Data excerpts:
[START]

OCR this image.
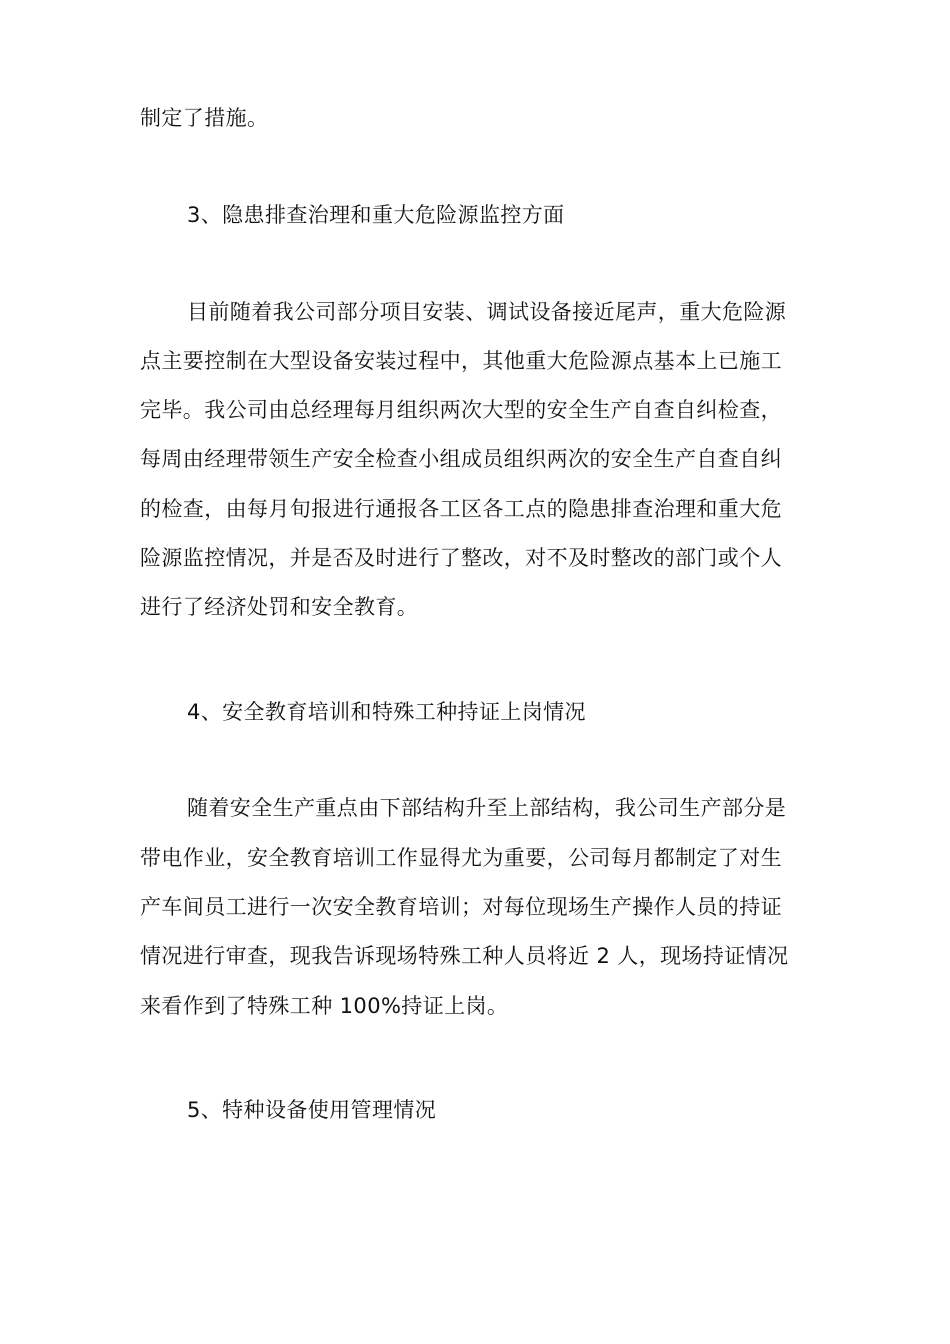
制定了措施。
3、隐患排查治理和重大危险源监控方面
目前随着我公司部分项目安装、调试设备接近尾声，重大危险源
点主要控制在大型设备安装过程中，其他重大危险源点基本上已施工
完毕。我公司由总经理每月组织两次大型的安全生产自查自纠检查，
每周由经理带领生产安全检查小组成员组织两次的安全生产自查自纠
的检查，由每月旬报进行通报各工区各工点的隐患排查治理和重大危
险源监控情况，并是否及时进行了整改，对不及时整改的部门或个人
进行了经济处罚和安全教育。
4、安全教育培训和特殊工种持证上岗情况
随着安全生产重点由下部结构升至上部结构，我公司生产部分是
带电作业，安全教育培训工作显得尤为重要，公司每月都制定了对生
产车间员工进行一次安全教育培训；对每位现场生产操作人员的持证
情况进行审查，现我告诉现场特殊工种人员将近 2 人，现场持证情况
来看作到了特殊工种 100%持证上岗。
5、特种设备使用管理情况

[END]

Would you mind returning each entry above word for word, skipping the images?

OCR this image.
制定了措施。
3、隐患排查治理和重大危险源监控方面
目前随着我公司部分项目安装、调试设备接近尾声，重大危险源
点主要控制在大型设备安装过程中，其他重大危险源点基本上已施工
完毕。我公司由总经理每月组织两次大型的安全生产自查自纠检查，
每周由经理带领生产安全检查小组成员组织两次的安全生产自查自纠
的检查，由每月旬报进行通报各工区各工点的隐患排查治理和重大危
险源监控情况，并是否及时进行了整改，对不及时整改的部门或个人
进行了经济处罚和安全教育。
4、安全教育培训和特殊工种持证上岗情况
随着安全生产重点由下部结构升至上部结构，我公司生产部分是
带电作业，安全教育培训工作显得尤为重要，公司每月都制定了对生
产车间员工进行一次安全教育培训；对每位现场生产操作人员的持证
情况进行审查，现我告诉现场特殊工种人员将近 2 人，现场持证情况
来看作到了特殊工种 100%持证上岗。
5、特种设备使用管理情况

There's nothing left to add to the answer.